Extracted data entries ▸
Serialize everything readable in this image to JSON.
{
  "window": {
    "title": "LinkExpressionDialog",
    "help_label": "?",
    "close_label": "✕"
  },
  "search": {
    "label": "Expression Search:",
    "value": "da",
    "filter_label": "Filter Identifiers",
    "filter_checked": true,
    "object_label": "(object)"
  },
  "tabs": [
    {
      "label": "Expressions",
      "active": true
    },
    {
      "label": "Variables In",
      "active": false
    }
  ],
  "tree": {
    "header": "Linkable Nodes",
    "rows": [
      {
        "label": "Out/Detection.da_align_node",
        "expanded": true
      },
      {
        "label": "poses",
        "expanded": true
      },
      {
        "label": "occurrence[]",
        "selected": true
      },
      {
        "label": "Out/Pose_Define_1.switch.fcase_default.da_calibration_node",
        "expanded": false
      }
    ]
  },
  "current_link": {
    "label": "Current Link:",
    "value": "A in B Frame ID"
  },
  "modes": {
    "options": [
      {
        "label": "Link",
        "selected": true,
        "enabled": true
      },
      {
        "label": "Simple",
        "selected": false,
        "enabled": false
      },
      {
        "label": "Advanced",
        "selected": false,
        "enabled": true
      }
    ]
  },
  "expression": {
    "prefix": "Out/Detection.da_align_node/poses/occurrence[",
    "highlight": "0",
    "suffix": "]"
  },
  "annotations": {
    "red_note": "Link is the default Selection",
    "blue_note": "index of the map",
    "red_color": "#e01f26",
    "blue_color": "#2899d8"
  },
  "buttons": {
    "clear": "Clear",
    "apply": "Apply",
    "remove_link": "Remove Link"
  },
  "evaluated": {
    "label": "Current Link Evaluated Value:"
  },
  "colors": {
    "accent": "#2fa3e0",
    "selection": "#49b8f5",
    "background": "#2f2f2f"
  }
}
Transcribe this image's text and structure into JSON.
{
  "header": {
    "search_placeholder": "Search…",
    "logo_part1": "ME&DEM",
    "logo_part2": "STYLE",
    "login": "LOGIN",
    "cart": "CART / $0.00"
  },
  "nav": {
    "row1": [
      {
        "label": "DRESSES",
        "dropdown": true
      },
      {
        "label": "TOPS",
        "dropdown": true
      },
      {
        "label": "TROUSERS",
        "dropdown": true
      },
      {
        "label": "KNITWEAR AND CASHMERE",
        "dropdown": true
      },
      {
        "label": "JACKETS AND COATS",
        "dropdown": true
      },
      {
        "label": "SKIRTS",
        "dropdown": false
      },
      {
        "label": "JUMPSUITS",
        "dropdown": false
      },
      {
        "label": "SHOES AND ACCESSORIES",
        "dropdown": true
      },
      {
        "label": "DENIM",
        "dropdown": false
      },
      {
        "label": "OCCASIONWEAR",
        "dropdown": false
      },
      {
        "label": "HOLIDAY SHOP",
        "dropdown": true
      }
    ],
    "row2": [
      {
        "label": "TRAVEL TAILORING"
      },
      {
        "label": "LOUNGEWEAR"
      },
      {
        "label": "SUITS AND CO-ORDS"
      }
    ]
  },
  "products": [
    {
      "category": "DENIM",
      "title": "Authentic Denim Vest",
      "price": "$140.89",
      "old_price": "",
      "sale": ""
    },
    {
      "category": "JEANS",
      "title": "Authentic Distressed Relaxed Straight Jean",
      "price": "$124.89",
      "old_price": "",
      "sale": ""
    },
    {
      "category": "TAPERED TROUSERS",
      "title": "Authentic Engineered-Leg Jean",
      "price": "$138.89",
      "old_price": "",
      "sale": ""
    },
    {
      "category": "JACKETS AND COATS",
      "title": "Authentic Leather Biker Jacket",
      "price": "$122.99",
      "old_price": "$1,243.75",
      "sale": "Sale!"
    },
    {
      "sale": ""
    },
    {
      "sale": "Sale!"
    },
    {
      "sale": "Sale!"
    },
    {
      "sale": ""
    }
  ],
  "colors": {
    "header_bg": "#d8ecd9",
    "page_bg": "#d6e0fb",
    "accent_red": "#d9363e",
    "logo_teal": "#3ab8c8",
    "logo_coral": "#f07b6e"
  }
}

WORK INSTRUCTIONS ▸ Pick out, from the lines above, every one that contains the string "title".

PROBLEM SOLUTION ▸
    "title": "LinkExpressionDialog",
      "title": "Authentic Denim Vest",
      "title": "Authentic Distressed Relaxed Straight Jean",
      "title": "Authentic Engineered-Leg Jean",
      "title": "Authentic Leather Biker Jacket",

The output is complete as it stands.